Available records ::
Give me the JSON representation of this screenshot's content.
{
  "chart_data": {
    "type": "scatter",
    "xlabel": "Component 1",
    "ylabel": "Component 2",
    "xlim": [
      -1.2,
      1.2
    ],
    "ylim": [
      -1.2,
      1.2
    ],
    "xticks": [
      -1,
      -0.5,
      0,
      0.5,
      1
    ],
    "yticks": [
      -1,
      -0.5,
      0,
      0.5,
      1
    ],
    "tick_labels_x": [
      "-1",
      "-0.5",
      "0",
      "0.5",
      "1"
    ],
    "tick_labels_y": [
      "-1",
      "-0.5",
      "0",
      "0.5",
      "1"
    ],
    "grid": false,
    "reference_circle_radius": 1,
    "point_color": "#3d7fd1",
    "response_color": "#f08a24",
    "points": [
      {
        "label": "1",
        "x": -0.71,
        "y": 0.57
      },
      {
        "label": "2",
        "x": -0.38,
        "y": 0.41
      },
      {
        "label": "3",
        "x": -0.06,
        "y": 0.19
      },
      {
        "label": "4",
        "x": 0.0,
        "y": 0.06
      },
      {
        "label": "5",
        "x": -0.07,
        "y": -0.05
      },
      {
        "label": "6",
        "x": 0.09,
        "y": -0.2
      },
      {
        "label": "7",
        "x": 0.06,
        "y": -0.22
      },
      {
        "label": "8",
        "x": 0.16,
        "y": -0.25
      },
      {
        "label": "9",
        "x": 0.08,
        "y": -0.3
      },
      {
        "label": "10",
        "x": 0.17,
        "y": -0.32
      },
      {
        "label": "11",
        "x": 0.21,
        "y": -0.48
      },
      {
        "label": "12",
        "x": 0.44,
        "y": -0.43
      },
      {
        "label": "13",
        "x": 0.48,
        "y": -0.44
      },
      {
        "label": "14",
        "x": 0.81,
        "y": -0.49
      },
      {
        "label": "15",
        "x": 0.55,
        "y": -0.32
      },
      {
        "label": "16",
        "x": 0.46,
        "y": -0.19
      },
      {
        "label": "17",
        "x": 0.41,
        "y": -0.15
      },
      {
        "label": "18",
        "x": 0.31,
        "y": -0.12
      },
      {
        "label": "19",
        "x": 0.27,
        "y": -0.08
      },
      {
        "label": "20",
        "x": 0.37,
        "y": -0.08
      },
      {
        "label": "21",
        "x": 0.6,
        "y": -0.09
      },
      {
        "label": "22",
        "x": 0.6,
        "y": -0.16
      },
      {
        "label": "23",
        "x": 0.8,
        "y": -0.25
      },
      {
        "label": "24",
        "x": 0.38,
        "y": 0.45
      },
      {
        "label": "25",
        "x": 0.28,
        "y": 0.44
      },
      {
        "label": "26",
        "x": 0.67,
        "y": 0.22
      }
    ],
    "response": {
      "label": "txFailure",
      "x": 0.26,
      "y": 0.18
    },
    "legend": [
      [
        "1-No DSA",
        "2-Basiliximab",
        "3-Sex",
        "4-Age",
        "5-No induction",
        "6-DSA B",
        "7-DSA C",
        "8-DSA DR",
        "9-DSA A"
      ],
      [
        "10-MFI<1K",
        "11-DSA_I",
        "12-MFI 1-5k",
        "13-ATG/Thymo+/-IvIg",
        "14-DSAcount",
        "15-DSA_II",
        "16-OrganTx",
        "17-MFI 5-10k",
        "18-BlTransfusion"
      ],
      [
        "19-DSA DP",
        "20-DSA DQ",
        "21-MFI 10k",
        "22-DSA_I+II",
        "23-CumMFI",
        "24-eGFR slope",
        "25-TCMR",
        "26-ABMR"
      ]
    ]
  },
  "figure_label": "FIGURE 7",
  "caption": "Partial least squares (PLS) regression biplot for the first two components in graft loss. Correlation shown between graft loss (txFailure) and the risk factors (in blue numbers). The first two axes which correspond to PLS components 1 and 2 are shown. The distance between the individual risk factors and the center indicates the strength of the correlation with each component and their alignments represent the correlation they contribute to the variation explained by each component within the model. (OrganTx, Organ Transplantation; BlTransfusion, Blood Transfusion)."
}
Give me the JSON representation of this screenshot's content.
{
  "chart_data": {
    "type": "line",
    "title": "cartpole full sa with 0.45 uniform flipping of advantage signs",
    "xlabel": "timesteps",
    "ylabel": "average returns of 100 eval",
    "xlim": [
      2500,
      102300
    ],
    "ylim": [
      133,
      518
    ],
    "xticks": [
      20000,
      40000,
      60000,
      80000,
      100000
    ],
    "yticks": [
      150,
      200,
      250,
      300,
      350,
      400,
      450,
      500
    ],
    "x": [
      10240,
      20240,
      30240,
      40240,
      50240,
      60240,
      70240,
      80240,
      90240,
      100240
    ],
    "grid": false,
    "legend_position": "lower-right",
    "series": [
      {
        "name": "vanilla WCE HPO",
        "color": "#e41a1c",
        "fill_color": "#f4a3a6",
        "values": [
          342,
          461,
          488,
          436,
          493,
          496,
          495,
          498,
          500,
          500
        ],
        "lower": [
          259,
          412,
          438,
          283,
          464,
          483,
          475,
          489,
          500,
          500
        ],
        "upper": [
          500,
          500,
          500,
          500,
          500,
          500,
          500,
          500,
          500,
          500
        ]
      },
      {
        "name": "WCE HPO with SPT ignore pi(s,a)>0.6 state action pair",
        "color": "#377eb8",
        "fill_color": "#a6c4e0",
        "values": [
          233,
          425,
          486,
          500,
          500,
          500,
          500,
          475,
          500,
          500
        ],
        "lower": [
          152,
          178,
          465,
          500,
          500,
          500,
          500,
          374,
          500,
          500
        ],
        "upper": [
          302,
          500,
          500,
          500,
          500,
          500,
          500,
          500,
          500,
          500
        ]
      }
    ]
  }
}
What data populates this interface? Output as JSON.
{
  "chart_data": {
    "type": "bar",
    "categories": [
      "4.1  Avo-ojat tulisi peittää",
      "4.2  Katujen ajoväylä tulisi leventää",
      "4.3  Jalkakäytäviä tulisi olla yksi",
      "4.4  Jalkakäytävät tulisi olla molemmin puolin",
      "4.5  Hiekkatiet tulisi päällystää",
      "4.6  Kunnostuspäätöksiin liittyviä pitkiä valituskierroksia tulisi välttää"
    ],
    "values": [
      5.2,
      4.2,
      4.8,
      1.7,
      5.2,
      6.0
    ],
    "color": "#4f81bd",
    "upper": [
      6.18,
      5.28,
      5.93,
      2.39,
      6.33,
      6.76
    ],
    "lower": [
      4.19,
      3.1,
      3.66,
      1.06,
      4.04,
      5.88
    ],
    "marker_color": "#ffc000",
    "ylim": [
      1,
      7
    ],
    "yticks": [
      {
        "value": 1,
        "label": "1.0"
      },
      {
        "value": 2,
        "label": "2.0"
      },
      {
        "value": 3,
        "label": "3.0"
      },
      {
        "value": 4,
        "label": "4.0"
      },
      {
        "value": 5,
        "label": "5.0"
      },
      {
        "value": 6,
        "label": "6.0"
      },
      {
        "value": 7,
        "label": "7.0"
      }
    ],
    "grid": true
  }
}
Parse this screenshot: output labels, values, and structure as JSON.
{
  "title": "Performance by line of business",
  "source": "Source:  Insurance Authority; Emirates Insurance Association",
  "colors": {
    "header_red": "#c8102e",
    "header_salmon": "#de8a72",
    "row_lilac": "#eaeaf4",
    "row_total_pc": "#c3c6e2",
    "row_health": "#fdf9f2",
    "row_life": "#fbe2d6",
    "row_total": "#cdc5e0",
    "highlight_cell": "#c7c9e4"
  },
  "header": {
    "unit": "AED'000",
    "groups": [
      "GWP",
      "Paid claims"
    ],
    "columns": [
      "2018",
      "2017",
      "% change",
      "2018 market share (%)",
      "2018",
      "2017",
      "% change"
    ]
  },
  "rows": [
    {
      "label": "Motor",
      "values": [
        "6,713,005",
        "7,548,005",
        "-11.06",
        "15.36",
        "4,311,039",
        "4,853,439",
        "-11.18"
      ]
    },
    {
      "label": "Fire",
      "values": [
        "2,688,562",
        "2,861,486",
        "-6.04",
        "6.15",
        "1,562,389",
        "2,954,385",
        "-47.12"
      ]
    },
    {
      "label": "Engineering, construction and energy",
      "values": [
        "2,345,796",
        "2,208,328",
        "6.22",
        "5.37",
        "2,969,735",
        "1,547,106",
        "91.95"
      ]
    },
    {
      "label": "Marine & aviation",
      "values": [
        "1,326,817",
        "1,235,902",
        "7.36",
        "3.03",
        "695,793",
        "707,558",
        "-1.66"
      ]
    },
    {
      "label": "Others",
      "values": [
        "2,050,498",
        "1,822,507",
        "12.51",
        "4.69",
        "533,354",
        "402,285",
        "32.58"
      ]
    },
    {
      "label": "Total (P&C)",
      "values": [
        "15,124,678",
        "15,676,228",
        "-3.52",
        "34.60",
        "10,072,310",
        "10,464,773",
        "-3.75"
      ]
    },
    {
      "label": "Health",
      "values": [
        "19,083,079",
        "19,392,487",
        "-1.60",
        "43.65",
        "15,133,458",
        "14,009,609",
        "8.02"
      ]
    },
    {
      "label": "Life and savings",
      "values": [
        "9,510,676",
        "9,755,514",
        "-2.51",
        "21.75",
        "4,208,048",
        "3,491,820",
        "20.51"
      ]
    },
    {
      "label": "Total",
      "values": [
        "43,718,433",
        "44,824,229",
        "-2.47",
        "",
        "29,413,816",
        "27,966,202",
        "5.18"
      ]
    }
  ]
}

What is expected ::
Among the entries, how many lines include the word "olla"? Answer with a single number and nothing further.

Reply ::
2